**** Available data ****

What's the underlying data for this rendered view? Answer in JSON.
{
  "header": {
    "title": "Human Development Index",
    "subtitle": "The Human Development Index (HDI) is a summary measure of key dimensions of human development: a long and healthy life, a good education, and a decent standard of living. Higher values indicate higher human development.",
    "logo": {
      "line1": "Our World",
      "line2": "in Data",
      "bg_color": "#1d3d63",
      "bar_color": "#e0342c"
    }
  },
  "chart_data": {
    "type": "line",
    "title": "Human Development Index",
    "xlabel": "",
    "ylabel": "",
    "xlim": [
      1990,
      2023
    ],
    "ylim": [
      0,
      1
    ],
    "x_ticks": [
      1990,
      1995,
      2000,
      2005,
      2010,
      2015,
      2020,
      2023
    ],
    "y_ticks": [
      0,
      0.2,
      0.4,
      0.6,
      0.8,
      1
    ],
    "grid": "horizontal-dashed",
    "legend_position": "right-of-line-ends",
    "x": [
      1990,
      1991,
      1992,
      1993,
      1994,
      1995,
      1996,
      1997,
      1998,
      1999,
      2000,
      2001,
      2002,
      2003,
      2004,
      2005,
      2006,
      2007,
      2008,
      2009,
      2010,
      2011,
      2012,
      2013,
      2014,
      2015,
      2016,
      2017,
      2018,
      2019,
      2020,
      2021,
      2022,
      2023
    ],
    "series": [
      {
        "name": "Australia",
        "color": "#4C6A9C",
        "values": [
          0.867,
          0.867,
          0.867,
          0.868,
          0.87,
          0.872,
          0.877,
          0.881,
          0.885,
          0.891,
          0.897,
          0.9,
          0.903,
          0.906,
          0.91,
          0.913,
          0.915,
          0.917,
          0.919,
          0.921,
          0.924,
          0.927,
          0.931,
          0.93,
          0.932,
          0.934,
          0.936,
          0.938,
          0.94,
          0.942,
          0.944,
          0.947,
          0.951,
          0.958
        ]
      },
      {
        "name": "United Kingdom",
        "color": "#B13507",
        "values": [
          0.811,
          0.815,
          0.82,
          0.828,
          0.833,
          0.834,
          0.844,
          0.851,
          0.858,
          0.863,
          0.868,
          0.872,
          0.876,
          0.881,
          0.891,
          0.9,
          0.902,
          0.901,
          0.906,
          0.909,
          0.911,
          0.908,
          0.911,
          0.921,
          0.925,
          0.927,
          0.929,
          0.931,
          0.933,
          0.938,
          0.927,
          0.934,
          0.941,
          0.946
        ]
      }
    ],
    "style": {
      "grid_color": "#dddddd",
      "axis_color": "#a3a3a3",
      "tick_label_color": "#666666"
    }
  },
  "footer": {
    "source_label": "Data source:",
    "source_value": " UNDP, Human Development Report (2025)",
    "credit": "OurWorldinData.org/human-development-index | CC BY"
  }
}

****

**Goal**
Locate all lines in the listing above with the word "name". Copy them.

**Solution for this task**
        "name": "Australia",
        "name": "United Kingdom",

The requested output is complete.